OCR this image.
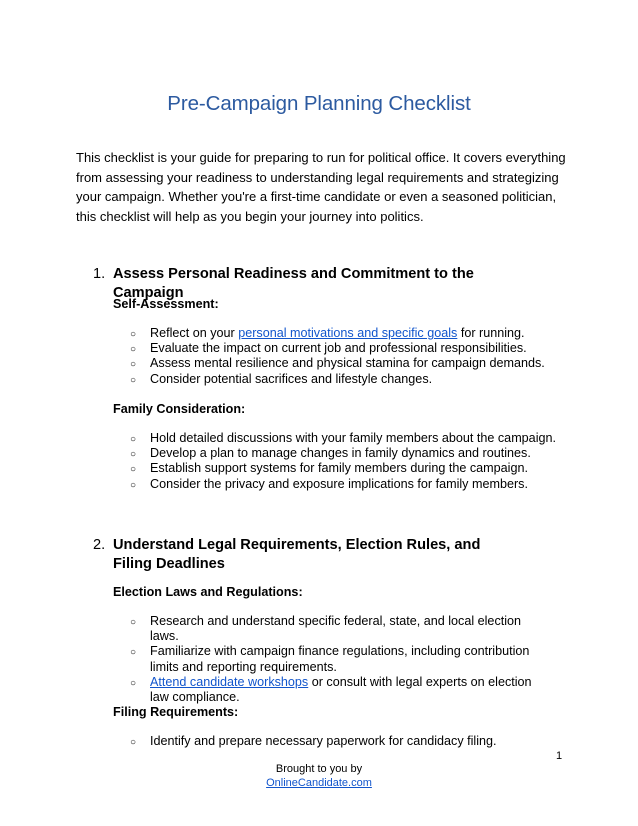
Pre-Campaign Planning Checklist
This checklist is your guide for preparing to run for political office. It covers everything from assessing your readiness to understanding legal requirements and strategizing your campaign. Whether you're a first-time candidate or even a seasoned politician, this checklist will help as you begin your journey into politics.
1. Assess Personal Readiness and Commitment to the Campaign
Self-Assessment:
○ Reflect on your personal motivations and specific goals for running.
○ Evaluate the impact on current job and professional responsibilities.
○ Assess mental resilience and physical stamina for campaign demands.
○ Consider potential sacrifices and lifestyle changes.
Family Consideration:
○ Hold detailed discussions with your family members about the campaign.
○ Develop a plan to manage changes in family dynamics and routines.
○ Establish support systems for family members during the campaign.
○ Consider the privacy and exposure implications for family members.
2. Understand Legal Requirements, Election Rules, and Filing Deadlines
Election Laws and Regulations:
○ Research and understand specific federal, state, and local election laws.
○ Familiarize with campaign finance regulations, including contribution limits and reporting requirements.
○ Attend candidate workshops or consult with legal experts on election law compliance.
Filing Requirements:
○ Identify and prepare necessary paperwork for candidacy filing.
1
Brought to you by
OnlineCandidate.com
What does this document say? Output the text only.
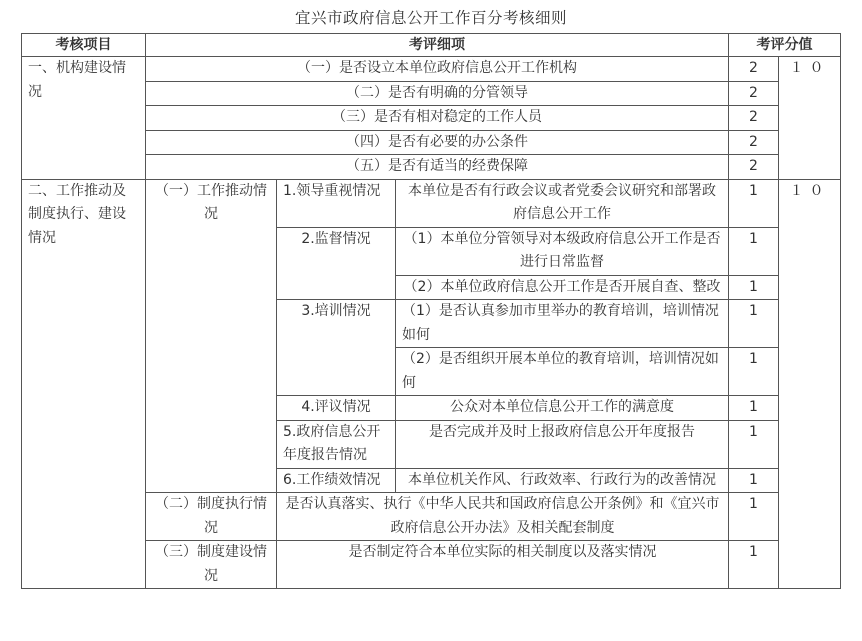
宜兴市政府信息公开工作百分考核细则
考核项目	考评细项			考评分值	
一、机构建设情况	（一）是否设立本单位政府信息公开工作机构			2	１０
	（二）是否有明确的分管领导			2	
	（三）是否有相对稳定的工作人员			2	
	（四）是否有必要的办公条件			2	
	（五）是否有适当的经费保障			2	
二、工作推动及制度执行、建设情况	（一）工作推动情况	1.领导重视情况	本单位是否有行政会议或者党委会议研究和部署政府信息公开工作	1	１０
		2.监督情况	（1）本单位分管领导对本级政府信息公开工作是否进行日常监督	1	
			（2）本单位政府信息公开工作是否开展自查、整改	1	
		3.培训情况	（1）是否认真参加市里举办的教育培训，培训情况如何	1	
			（2）是否组织开展本单位的教育培训，培训情况如何	1	
		4.评议情况	公众对本单位信息公开工作的满意度	1	
		5.政府信息公开年度报告情况	是否完成并及时上报政府信息公开年度报告	1	
		6.工作绩效情况	本单位机关作风、行政效率、行政行为的改善情况	1	
	（二）制度执行情况	是否认真落实、执行《中华人民共和国政府信息公开条例》和《宜兴市政府信息公开办法》及相关配套制度		1	
	（三）制度建设情况	是否制定符合本单位实际的相关制度以及落实情况		1	
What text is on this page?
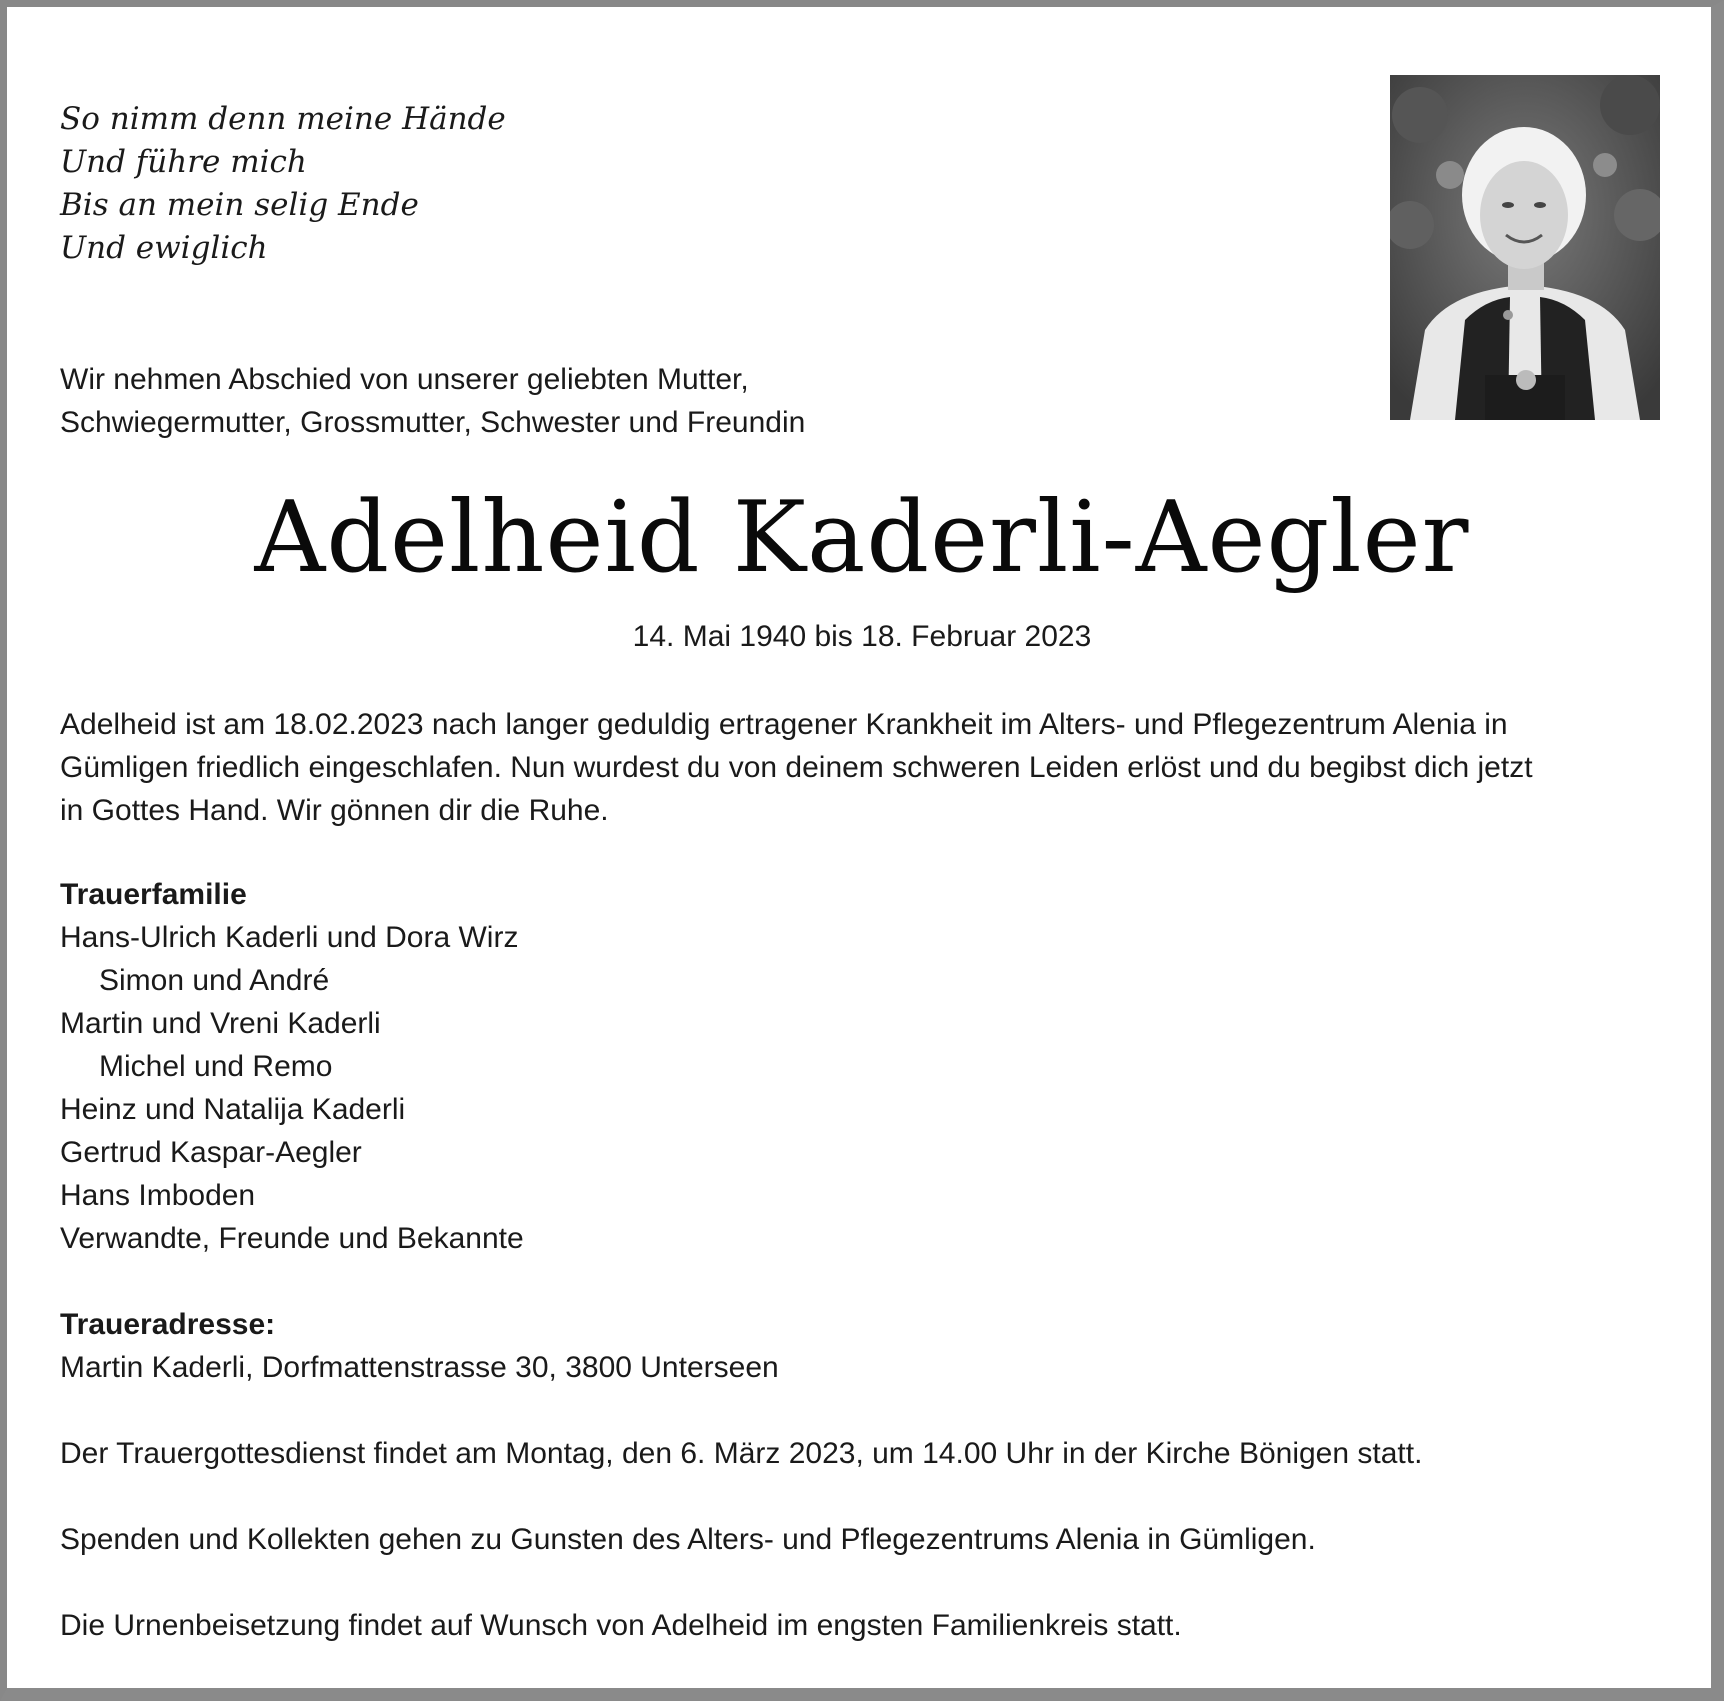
So nimm denn meine Hände
Und führe mich
Bis an mein selig Ende
Und ewiglich
Wir nehmen Abschied von unserer geliebten Mutter,
Schwiegermutter, Grossmutter, Schwester und Freundin
Adelheid Kaderli-Aegler
14. Mai 1940 bis 18. Februar 2023
Adelheid ist am 18.02.2023 nach langer geduldig ertragener Krankheit im Alters- und Pflegezentrum Alenia in
Gümligen friedlich eingeschlafen. Nun wurdest du von deinem schweren Leiden erlöst und du begibst dich jetzt
in Gottes Hand. Wir gönnen dir die Ruhe.
Trauerfamilie
Hans-Ulrich Kaderli und Dora Wirz
Simon und André
Martin und Vreni Kaderli
Michel und Remo
Heinz und Natalija Kaderli
Gertrud Kaspar-Aegler
Hans Imboden
Verwandte, Freunde und Bekannte
Traueradresse:
Martin Kaderli, Dorfmattenstrasse 30, 3800 Unterseen
Der Trauergottesdienst findet am Montag, den 6. März 2023, um 14.00 Uhr in der Kirche Bönigen statt.
Spenden und Kollekten gehen zu Gunsten des Alters- und Pflegezentrums Alenia in Gümligen.
Die Urnenbeisetzung findet auf Wunsch von Adelheid im engsten Familienkreis statt.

■ Problem requirements
From the listing above, collect every line that mentions the word "What".

■ Full solution
What does this document say? Output the text only.
What text is on this page?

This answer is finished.